Retype every entry exactly, character for character.

** Begin DATA SHOWN **

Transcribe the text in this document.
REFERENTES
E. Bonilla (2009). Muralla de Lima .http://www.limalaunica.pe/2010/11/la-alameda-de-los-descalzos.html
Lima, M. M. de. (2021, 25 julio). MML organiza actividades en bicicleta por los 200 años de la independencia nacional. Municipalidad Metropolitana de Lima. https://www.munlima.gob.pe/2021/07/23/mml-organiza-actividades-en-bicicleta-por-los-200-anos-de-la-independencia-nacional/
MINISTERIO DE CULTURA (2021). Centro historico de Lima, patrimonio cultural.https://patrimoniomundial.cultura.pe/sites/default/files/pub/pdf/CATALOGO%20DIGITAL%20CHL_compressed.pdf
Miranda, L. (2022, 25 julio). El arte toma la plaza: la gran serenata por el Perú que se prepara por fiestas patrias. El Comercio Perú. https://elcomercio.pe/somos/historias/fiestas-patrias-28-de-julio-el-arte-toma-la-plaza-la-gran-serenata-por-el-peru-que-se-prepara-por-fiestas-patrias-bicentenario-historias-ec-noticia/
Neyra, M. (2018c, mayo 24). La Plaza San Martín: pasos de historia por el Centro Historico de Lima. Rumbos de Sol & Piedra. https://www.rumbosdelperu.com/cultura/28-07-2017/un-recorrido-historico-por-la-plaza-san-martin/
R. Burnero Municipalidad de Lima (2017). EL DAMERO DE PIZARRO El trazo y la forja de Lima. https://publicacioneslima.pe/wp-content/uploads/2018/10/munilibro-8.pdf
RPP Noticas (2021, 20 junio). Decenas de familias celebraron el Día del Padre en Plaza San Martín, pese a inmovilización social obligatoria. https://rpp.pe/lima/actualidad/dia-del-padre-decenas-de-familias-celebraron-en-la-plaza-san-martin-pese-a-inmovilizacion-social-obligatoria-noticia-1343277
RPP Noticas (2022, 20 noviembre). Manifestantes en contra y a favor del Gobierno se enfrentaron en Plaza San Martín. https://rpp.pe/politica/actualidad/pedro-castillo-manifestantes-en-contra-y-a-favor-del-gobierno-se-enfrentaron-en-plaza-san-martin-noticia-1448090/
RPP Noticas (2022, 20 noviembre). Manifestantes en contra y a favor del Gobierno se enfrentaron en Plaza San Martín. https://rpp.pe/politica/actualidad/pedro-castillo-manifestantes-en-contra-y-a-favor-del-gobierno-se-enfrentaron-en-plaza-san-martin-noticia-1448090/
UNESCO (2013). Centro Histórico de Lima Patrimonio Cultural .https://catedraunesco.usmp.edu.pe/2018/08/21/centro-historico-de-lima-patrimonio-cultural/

** End DATA SHOWN **

THE ANSWER =
Transcribe the text in this document.
REFERENTES
E. Bonilla (2009). Muralla de Lima .http://www.limalaunica.pe/2010/11/la-alameda-de-los-descalzos.html
Lima, M. M. de. (2021, 25 julio). MML organiza actividades en bicicleta por los 200 años de la independencia nacional. Municipalidad Metropolitana de Lima. https://www.munlima.gob.pe/2021/07/23/mml-organiza-actividades-en-bicicleta-por-los-200-anos-de-la-independencia-nacional/
MINISTERIO DE CULTURA (2021). Centro historico de Lima, patrimonio cultural.https://patrimoniomundial.cultura.pe/sites/default/files/pub/pdf/CATALOGO%20DIGITAL%20CHL_compressed.pdf
Miranda, L. (2022, 25 julio). El arte toma la plaza: la gran serenata por el Perú que se prepara por fiestas patrias. El Comercio Perú. https://elcomercio.pe/somos/historias/fiestas-patrias-28-de-julio-el-arte-toma-la-plaza-la-gran-serenata-por-el-peru-que-se-prepara-por-fiestas-patrias-bicentenario-historias-ec-noticia/
Neyra, M. (2018c, mayo 24). La Plaza San Martín: pasos de historia por el Centro Historico de Lima. Rumbos de Sol & Piedra. https://www.rumbosdelperu.com/cultura/28-07-2017/un-recorrido-historico-por-la-plaza-san-martin/
R. Burnero Municipalidad de Lima (2017). EL DAMERO DE PIZARRO El trazo y la forja de Lima. https://publicacioneslima.pe/wp-content/uploads/2018/10/munilibro-8.pdf
RPP Noticas (2021, 20 junio). Decenas de familias celebraron el Día del Padre en Plaza San Martín, pese a inmovilización social obligatoria. https://rpp.pe/lima/actualidad/dia-del-padre-decenas-de-familias-celebraron-en-la-plaza-san-martin-pese-a-inmovilizacion-social-obligatoria-noticia-1343277
RPP Noticas (2022, 20 noviembre). Manifestantes en contra y a favor del Gobierno se enfrentaron en Plaza San Martín. https://rpp.pe/politica/actualidad/pedro-castillo-manifestantes-en-contra-y-a-favor-del-gobierno-se-enfrentaron-en-plaza-san-martin-noticia-1448090/
RPP Noticas (2022, 20 noviembre). Manifestantes en contra y a favor del Gobierno se enfrentaron en Plaza San Martín. https://rpp.pe/politica/actualidad/pedro-castillo-manifestantes-en-contra-y-a-favor-del-gobierno-se-enfrentaron-en-plaza-san-martin-noticia-1448090/
UNESCO (2013). Centro Histórico de Lima Patrimonio Cultural .https://catedraunesco.usmp.edu.pe/2018/08/21/centro-historico-de-lima-patrimonio-cultural/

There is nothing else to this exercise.